Stored entries:
• • •

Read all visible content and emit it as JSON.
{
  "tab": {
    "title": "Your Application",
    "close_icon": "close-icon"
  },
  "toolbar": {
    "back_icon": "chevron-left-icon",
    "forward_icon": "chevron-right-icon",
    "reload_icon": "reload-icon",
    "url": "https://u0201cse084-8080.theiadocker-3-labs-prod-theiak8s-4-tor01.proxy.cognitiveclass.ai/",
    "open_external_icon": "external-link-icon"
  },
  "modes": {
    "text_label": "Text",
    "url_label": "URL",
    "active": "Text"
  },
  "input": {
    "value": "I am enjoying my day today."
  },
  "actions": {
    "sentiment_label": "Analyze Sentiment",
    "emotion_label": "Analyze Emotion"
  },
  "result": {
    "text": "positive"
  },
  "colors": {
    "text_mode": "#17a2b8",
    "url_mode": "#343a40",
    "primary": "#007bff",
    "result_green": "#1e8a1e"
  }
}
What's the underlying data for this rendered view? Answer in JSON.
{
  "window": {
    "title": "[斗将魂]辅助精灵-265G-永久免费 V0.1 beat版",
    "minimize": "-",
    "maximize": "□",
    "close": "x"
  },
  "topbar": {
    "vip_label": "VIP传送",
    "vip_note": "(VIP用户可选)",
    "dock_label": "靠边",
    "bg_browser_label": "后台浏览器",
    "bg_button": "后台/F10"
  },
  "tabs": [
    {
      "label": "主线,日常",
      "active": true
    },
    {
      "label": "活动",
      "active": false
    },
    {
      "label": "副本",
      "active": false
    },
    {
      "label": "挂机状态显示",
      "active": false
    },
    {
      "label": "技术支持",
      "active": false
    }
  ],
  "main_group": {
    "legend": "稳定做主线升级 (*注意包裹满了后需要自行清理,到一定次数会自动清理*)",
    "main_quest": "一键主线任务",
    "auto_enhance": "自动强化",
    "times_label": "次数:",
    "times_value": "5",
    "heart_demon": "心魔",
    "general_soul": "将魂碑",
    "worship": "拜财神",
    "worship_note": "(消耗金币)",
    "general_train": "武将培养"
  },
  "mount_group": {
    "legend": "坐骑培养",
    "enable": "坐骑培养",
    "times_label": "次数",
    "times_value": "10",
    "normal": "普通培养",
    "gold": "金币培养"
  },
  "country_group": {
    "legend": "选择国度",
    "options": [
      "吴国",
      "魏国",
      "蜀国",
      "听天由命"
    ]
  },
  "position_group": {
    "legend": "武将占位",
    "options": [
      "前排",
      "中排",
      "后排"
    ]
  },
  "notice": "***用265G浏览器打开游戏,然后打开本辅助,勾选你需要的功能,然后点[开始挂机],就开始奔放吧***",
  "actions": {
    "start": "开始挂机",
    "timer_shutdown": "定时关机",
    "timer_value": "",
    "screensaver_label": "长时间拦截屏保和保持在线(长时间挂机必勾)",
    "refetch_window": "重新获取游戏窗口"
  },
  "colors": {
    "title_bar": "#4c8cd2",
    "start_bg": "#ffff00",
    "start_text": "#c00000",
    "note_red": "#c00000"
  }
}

• • •

Stated goal> Scan the material above for the word "icon". Copy each line where it occurs.

Response below>
    "close_icon": "close-icon"
    "back_icon": "chevron-left-icon",
    "forward_icon": "chevron-right-icon",
    "reload_icon": "reload-icon",
    "open_external_icon": "external-link-icon"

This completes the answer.